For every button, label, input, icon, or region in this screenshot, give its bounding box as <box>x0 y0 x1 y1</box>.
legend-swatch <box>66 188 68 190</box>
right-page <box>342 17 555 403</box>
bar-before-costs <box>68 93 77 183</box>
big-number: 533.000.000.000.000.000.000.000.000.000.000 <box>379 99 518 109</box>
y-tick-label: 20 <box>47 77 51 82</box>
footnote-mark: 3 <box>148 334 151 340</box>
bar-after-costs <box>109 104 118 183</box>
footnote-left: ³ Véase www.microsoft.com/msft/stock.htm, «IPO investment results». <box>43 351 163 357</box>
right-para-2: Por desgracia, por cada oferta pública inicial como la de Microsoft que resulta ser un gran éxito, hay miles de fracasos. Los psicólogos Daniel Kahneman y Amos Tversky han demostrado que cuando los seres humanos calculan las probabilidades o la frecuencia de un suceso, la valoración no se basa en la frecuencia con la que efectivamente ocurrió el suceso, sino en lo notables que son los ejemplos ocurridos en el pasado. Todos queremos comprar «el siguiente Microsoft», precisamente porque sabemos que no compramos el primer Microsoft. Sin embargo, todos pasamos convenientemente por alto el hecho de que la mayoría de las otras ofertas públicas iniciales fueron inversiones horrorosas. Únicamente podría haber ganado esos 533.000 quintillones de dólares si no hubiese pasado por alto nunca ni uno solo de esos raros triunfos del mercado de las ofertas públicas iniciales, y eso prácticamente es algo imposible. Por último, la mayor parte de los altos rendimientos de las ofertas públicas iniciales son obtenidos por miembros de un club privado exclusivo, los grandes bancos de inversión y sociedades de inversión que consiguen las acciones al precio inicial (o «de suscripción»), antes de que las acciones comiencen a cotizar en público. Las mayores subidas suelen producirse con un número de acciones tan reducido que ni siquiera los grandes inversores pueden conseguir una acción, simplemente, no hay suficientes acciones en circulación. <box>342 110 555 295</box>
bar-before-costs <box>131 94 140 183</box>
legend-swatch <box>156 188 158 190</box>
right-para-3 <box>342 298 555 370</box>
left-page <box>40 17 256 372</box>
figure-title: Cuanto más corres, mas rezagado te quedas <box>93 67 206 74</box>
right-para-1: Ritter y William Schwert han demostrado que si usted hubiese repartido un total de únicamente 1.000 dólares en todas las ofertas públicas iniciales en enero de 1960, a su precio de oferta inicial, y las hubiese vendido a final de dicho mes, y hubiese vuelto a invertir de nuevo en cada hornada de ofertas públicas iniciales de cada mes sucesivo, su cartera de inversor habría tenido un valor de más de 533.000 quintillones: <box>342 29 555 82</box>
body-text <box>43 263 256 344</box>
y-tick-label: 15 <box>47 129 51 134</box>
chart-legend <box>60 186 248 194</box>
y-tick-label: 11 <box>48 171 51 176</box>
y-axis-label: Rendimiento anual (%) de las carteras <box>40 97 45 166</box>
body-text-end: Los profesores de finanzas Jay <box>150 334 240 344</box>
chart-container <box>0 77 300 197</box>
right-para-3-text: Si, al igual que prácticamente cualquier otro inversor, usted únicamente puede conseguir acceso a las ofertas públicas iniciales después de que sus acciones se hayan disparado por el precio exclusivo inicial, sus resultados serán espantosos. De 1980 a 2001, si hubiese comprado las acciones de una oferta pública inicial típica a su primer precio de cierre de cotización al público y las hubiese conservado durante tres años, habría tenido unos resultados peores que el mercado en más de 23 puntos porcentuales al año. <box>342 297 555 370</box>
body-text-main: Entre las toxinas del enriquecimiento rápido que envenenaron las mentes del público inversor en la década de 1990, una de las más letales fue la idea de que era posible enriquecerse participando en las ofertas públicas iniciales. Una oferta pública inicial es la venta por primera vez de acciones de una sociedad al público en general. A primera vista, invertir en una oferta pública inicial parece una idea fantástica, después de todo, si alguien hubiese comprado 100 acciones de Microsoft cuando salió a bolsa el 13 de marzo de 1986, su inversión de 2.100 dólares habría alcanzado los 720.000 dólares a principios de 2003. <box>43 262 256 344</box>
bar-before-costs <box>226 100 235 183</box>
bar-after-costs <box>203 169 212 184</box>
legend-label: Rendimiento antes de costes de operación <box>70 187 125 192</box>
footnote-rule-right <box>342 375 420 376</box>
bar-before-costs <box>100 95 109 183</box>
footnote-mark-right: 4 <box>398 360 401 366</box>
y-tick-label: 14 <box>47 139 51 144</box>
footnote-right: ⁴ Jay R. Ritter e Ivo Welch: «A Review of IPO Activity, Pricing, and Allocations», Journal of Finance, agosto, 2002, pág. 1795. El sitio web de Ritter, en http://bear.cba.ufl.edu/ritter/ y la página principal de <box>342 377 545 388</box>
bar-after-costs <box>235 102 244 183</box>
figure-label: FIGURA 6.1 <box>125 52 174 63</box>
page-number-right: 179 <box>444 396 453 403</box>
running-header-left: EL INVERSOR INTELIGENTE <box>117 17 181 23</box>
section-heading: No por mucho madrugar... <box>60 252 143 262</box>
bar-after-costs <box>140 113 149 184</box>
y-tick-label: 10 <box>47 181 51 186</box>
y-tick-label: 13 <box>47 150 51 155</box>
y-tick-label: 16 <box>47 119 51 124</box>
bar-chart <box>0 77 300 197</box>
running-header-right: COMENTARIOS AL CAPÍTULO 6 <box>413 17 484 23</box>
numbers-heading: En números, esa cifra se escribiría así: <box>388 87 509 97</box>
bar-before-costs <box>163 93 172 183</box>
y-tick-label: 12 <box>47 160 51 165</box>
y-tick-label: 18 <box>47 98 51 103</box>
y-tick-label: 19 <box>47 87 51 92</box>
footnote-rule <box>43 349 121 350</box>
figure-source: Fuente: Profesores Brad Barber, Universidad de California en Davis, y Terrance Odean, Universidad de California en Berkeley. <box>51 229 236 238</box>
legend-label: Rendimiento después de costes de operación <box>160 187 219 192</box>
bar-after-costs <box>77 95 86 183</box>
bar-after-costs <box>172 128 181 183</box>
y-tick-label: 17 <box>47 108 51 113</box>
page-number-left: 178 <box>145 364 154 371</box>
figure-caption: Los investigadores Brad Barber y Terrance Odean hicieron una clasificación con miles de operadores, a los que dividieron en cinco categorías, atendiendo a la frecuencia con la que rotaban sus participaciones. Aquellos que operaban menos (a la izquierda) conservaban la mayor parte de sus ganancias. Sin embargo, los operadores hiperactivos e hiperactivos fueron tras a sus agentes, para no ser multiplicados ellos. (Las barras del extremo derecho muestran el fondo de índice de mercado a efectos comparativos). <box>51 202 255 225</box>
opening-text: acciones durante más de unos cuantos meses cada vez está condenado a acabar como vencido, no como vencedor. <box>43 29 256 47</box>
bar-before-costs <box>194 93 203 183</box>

═══

**Exercise goal**
Copy out every line of the data that includes the word "antes".

**Result of this exercise**
right-para-2: Por desgracia, por cada oferta pública inicial como la de Microsoft que resulta ser un gran éxito, hay miles de fracasos. Los psicólogos Daniel Kahneman y Amos Tversky han demostrado que cuando los seres humanos calculan las probabilidades o la frecuencia de un suceso, la valoración no se basa en la frecuencia con la que efectivamente ocurrió el suceso, sino en lo notables que son los ejemplos ocurridos en el pasado. Todos queremos comprar «el siguiente Microsoft», precisamente porque sabemos que no compramos el primer Microsoft. Sin embargo, todos pasamos convenientemente por alto el hecho de que la mayoría de las otras ofertas públicas iniciales fueron inversiones horrorosas. Únicamente podría haber ganado esos 533.000 quintillones de dólares si no hubiese pasado por alto nunca ni uno solo de esos raros triunfos del mercado de las ofertas públicas iniciales, y eso prácticamente es algo imposible. Por último, la mayor parte de los altos rendimientos de las ofertas públicas iniciales son obtenidos por miembros de un club privado exclusivo, los grandes bancos de inversión y sociedades de inversión que consiguen las acciones al precio inicial (o «de suscripción»), antes de que las acciones comiencen a cotizar en público. Las mayores subidas suelen producirse con un número de acciones tan reducido que ni siquiera los grandes inversores pueden conseguir una acción, simplemente, no hay suficientes acciones en circulación. <box>342 110 555 295</box>
legend-label: Rendimiento antes de costes de operación <box>70 187 125 192</box>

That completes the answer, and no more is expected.